* _やること_
1 - 文章から、「持続可能で、安心・安全な社会実現に向けた評価研究の推進」を含む言葉で始まり「学際的な研究を行っています。」で終わる部分をそのまま抜き出してください。
2 - 次の(a)〜(c)が文章の内容と合っているか、それぞれ「はい」か「いいえ」で答え、決め手となる文章中の言葉をそのまま引用してください。
(a) 李紅の所属は安全科学研究部門である。
(b) 李紅は2011年度に主任研究員として雇用された。
(c) 李紅の研究では自然科学的なモデルだけを使っている。
╭─ 元の文章
持続可能で、安心・安全な社会実現に向けた評価研究の推進

独立行政法人産業技術総合研究所 安全科学研究部門

李 紅 (博士研究員)

自己紹介

李紅 li_hong2011年度に産総研イノベーションスクール(産総研特別研究員)として雇用されました。自然科学的なモデルと社会科学的なモデルを組み合わせて、政策の効果をシミュレートするという学際的な研究を行っています。
╰─
╭─ 手元の情報
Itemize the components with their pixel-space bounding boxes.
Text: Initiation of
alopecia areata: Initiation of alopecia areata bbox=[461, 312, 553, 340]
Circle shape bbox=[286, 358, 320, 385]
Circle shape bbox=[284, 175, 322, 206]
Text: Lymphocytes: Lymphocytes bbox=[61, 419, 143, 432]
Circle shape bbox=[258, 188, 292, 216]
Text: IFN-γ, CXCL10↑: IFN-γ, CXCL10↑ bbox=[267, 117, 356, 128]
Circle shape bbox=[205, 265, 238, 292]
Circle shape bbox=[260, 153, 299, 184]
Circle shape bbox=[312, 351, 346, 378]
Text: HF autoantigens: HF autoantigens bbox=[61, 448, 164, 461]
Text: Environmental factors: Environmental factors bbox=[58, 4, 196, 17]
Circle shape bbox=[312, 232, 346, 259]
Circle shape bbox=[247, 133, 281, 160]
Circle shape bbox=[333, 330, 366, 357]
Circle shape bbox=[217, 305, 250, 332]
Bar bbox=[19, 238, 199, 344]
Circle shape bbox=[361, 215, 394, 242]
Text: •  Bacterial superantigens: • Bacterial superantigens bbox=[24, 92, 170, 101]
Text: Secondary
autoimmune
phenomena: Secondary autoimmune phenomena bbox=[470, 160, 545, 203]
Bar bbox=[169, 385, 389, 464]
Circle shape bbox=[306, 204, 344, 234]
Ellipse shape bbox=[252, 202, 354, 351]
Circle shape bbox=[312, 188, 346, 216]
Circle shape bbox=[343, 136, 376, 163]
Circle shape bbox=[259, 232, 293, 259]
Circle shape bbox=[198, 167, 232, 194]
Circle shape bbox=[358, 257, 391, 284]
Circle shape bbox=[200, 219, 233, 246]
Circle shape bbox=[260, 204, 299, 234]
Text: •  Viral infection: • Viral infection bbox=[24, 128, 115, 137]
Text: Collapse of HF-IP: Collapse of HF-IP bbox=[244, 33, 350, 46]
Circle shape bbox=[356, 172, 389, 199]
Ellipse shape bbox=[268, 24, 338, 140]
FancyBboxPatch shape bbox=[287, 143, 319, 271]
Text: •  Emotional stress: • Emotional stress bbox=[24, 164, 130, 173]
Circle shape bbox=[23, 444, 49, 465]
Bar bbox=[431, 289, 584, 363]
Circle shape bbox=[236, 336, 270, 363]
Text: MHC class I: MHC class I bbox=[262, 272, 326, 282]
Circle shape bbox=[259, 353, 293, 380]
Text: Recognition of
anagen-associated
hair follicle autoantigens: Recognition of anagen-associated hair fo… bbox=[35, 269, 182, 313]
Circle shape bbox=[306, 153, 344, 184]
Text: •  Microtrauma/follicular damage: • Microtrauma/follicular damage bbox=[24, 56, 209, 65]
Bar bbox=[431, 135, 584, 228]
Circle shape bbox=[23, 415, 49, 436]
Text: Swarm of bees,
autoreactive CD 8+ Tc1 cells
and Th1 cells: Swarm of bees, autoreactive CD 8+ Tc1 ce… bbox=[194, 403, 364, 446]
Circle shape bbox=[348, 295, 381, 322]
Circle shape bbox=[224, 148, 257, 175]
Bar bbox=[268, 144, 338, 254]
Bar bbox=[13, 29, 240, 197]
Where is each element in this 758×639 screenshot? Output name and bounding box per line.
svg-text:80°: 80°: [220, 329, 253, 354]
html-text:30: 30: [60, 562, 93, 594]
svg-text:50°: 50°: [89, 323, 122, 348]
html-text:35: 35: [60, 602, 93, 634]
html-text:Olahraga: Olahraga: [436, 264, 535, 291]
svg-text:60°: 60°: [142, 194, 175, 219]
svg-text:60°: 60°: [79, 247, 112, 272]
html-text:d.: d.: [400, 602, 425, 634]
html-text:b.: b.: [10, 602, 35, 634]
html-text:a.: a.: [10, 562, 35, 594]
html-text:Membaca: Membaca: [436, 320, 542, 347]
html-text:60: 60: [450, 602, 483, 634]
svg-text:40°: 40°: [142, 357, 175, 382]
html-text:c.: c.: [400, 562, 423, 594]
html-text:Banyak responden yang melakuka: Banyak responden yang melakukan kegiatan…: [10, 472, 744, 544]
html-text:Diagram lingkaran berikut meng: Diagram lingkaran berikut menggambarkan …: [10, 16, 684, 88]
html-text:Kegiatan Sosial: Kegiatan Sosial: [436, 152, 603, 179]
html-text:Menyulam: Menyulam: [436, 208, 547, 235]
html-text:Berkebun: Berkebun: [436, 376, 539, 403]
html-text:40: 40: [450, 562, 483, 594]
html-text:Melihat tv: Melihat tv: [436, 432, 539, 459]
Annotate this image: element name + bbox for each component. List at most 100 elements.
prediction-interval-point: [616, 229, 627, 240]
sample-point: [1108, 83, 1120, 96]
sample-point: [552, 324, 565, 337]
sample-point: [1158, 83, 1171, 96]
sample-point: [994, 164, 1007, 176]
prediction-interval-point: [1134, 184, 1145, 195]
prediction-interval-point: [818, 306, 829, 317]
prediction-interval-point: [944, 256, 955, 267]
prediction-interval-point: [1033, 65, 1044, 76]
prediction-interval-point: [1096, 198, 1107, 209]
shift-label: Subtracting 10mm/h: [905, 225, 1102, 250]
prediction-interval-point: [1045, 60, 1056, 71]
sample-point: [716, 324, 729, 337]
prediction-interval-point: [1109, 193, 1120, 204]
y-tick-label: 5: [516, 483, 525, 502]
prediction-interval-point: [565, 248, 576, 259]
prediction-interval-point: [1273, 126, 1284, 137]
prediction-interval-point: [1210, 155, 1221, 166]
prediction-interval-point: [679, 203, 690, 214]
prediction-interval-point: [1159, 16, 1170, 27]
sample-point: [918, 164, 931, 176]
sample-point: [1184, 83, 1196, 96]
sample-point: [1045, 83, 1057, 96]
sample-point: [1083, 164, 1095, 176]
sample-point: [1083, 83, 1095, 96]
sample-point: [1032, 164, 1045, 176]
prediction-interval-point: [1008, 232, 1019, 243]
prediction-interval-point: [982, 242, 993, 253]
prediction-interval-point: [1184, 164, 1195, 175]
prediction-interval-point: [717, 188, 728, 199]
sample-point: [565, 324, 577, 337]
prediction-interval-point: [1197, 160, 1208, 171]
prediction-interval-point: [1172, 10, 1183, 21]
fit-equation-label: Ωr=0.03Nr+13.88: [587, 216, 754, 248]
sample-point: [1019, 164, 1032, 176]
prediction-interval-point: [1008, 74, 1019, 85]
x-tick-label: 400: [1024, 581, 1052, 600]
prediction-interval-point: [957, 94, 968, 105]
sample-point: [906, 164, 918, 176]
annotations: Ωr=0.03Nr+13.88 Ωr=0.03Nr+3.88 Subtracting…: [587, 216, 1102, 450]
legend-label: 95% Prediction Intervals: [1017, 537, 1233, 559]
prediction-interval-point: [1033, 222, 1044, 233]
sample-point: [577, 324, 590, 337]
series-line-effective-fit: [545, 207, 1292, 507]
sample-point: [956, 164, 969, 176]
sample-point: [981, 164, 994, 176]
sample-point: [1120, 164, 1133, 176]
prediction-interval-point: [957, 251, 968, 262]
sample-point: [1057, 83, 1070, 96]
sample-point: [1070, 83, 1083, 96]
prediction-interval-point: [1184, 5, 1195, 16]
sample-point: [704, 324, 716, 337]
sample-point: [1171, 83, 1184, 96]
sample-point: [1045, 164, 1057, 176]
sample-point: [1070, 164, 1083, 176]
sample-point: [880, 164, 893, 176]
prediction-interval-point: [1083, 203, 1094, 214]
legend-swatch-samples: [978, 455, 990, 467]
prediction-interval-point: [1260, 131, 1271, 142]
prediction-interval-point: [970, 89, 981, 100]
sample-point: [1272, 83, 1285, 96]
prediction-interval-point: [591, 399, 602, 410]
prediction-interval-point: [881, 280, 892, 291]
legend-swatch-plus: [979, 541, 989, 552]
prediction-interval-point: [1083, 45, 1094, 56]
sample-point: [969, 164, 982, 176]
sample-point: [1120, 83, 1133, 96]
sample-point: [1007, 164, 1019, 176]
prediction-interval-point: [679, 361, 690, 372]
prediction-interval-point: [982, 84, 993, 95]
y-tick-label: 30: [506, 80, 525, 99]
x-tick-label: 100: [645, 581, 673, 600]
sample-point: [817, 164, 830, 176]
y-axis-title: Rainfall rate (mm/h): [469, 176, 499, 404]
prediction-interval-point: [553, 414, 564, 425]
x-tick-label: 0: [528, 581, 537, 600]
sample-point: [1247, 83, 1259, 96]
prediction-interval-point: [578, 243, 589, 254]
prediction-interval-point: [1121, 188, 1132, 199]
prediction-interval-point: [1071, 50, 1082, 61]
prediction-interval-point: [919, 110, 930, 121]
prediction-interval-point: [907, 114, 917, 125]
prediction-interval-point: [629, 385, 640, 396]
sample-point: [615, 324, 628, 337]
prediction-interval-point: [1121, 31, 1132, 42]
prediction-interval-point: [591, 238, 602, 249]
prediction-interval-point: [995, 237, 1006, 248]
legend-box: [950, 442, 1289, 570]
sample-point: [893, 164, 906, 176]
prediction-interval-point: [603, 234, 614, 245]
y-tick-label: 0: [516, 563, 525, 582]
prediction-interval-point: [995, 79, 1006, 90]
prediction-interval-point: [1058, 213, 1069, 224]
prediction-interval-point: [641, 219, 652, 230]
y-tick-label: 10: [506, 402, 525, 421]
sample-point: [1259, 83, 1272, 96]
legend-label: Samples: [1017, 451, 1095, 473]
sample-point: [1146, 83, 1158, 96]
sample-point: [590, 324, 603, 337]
╰─
* _答えの一覧_
1 -
持続可能で、安心・安全な社会実現に向けた評価研究の推進

独立行政法人産業技術総合研究所 安全科学研究部門

李 紅 (博士研究員)

自己紹介

李紅 li_hong2011年度に産総研イノベーションスクール(産総研特別研究員)として雇用されました。自然科学的なモデルと社会科学的なモデルを組み合わせて、政策の効果をシミュレートするという学際的な研究を行っています。

2 -
(a) はい ―「独立行政法人産業技術総合研究所 安全科学研究部門」
(b) いいえ ―「産総研イノベーションスクール(産総研特別研究員)として雇用されました」
(c) いいえ ―「自然科学的なモデルと社会科学的なモデルを組み合わせて」